WRITTEN EXERCISE | Give only the number of lines where "Corer" occurs.

****************

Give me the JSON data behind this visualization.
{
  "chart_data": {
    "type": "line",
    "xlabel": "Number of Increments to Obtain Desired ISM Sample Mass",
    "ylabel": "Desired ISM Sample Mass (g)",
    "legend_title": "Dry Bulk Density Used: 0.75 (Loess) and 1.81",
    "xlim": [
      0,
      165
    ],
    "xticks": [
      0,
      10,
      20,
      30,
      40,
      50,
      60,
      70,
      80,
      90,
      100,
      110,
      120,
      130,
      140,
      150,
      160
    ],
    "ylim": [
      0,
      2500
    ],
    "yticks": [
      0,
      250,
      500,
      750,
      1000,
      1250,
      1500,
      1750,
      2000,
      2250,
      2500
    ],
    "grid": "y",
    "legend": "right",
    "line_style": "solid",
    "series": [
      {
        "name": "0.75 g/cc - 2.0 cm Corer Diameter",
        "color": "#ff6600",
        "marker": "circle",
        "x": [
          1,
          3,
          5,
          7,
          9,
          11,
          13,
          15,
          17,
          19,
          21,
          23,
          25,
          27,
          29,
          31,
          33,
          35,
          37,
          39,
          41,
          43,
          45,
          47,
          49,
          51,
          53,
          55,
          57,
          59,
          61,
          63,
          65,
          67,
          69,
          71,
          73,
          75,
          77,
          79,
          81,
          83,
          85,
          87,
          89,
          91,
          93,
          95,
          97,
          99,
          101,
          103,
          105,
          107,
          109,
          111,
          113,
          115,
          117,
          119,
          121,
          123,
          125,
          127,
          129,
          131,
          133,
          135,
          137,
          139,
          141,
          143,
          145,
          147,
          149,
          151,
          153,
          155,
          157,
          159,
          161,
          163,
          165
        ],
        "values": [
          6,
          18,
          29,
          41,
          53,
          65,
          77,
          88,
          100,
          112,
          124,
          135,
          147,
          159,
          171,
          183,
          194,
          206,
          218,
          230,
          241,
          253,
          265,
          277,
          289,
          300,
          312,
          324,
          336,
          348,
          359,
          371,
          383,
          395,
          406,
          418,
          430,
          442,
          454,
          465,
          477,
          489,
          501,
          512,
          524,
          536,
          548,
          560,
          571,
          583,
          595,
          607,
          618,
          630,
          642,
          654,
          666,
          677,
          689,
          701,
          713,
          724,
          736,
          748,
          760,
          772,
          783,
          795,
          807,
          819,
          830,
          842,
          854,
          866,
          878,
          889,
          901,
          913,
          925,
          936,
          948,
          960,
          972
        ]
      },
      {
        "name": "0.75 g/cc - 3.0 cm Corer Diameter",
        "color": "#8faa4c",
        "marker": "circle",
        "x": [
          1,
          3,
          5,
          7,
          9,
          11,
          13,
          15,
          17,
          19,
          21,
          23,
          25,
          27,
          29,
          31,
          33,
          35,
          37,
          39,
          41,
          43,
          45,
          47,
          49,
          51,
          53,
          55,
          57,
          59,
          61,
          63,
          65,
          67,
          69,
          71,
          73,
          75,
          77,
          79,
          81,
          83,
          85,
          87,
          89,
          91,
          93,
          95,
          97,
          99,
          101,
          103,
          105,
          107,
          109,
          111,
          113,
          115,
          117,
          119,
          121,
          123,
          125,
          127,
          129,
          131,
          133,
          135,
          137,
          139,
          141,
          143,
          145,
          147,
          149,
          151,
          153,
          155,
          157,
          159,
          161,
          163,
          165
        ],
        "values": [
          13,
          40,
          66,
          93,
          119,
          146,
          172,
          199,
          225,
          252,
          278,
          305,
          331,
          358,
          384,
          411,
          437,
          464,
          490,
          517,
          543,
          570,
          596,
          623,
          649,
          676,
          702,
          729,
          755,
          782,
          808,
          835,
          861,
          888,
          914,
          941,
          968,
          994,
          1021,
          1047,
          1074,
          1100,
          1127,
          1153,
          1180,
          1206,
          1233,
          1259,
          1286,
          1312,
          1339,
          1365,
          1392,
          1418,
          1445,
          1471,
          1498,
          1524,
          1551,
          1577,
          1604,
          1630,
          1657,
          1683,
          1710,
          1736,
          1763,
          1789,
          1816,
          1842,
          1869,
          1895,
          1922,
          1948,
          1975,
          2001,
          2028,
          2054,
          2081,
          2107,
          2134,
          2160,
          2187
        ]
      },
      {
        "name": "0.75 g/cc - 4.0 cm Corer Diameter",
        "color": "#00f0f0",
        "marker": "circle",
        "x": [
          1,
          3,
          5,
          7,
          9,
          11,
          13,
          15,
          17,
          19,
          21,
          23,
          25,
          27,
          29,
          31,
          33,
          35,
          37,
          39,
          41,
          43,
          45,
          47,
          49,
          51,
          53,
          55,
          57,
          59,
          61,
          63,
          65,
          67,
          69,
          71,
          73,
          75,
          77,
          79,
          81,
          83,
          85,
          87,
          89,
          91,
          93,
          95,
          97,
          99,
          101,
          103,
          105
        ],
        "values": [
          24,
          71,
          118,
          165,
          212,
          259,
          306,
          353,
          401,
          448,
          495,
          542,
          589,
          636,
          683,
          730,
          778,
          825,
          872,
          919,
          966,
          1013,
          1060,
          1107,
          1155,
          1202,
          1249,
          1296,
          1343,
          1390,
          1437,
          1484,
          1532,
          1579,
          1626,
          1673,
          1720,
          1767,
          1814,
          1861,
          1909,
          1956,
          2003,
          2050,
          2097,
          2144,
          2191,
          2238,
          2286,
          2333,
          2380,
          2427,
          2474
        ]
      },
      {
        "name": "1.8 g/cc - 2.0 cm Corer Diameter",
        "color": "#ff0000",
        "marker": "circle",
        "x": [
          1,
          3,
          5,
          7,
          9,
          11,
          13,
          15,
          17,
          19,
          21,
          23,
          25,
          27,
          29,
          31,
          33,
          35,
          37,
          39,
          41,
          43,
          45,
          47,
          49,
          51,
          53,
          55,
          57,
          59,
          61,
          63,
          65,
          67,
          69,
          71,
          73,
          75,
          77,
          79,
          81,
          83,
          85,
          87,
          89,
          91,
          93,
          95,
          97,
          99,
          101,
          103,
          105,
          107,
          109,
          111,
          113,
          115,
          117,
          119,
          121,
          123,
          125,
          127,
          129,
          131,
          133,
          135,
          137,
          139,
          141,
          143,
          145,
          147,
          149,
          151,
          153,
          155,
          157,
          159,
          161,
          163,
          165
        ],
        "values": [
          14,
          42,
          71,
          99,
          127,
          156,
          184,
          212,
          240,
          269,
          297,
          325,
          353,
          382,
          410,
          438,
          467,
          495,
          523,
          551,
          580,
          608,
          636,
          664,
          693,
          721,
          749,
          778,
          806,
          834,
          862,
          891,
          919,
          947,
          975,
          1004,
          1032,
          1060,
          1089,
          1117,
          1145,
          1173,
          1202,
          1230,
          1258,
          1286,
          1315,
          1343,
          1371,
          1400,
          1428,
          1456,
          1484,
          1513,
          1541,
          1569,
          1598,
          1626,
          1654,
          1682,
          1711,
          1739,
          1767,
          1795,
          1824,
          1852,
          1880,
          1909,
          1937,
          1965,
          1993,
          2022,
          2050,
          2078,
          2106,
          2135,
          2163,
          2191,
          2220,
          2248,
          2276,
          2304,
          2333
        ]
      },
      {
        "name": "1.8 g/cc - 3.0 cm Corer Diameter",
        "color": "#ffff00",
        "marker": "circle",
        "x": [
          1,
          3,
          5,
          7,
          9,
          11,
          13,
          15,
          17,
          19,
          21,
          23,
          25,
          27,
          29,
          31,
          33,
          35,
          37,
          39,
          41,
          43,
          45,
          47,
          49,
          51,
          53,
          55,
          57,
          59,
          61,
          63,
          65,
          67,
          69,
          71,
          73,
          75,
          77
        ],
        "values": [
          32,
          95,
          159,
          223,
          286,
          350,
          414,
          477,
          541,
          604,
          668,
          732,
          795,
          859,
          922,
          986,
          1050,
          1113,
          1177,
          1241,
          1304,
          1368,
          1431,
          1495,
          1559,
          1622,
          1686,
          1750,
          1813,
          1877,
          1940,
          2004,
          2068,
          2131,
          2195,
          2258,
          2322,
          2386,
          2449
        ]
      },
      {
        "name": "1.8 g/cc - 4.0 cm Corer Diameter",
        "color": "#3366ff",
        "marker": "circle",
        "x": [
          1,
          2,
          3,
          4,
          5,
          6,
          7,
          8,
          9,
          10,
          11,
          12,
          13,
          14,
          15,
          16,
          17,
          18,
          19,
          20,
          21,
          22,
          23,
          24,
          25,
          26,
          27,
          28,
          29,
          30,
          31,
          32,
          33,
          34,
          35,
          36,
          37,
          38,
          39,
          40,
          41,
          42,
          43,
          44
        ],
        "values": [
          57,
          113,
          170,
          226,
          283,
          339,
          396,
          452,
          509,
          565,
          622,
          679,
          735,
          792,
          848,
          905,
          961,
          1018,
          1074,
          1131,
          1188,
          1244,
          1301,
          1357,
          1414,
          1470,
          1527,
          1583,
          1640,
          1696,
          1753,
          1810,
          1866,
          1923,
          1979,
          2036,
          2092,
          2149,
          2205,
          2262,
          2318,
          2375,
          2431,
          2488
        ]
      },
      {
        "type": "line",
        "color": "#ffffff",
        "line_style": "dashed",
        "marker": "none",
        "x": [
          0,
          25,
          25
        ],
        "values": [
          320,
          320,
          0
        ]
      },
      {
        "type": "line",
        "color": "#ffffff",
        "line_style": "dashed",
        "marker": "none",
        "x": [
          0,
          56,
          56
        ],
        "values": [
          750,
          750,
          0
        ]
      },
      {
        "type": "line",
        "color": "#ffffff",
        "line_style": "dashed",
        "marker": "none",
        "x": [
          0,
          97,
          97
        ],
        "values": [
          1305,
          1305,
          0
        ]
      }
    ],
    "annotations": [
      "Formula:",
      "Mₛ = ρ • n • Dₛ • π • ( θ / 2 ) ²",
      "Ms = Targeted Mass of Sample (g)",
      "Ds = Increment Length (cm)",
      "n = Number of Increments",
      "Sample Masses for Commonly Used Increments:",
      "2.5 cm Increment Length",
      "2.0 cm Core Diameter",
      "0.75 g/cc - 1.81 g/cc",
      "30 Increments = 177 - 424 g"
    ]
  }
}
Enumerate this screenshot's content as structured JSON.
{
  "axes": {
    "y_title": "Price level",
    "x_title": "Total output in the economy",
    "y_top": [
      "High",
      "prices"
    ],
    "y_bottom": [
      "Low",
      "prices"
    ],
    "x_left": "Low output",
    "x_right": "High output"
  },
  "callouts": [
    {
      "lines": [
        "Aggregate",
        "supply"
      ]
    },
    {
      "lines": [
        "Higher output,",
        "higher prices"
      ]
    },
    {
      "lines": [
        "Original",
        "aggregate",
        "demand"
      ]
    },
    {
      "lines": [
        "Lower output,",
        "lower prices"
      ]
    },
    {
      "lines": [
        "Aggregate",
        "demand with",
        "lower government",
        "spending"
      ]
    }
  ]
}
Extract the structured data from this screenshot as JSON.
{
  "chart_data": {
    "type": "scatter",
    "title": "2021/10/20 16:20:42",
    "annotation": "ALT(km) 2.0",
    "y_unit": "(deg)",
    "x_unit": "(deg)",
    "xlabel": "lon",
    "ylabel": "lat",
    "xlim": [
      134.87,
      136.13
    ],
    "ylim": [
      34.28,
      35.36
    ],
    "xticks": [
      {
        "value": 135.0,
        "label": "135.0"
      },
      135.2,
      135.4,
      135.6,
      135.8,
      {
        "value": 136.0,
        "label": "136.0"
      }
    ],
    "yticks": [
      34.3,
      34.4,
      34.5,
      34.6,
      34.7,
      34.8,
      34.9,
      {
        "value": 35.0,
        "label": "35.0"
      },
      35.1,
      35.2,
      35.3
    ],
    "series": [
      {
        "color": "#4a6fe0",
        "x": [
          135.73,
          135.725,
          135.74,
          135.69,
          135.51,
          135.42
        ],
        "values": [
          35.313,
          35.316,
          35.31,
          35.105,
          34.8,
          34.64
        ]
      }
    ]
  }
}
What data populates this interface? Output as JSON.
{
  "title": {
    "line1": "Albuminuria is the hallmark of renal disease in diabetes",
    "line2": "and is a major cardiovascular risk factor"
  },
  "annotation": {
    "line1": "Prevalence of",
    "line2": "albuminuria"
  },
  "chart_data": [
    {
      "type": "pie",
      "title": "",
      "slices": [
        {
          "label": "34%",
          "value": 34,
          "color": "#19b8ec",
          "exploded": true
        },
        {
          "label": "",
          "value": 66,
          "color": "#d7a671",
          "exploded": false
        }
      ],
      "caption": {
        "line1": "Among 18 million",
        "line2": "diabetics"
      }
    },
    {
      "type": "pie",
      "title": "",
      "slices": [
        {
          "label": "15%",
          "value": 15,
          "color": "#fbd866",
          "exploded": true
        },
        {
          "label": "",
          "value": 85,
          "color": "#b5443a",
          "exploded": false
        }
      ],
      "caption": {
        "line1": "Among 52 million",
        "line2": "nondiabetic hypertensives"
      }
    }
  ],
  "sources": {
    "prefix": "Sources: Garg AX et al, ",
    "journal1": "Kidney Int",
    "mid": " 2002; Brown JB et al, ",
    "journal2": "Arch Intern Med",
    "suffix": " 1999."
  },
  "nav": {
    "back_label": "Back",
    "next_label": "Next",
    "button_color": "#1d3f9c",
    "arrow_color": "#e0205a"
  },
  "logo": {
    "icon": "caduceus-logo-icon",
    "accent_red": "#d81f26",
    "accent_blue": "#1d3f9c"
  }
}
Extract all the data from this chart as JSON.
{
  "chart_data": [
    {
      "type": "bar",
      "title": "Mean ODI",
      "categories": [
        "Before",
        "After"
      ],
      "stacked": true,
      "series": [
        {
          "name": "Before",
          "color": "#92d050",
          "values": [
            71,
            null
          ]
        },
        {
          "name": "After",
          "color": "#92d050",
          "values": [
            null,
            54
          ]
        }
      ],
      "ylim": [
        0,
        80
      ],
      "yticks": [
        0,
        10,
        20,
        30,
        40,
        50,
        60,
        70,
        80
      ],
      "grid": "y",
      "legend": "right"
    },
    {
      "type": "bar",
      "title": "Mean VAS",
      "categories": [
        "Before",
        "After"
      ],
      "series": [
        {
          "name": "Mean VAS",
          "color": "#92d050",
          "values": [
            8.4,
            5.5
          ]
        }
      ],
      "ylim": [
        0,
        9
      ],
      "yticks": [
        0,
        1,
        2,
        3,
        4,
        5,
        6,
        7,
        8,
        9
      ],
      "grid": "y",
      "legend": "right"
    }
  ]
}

****************

RESULT | 6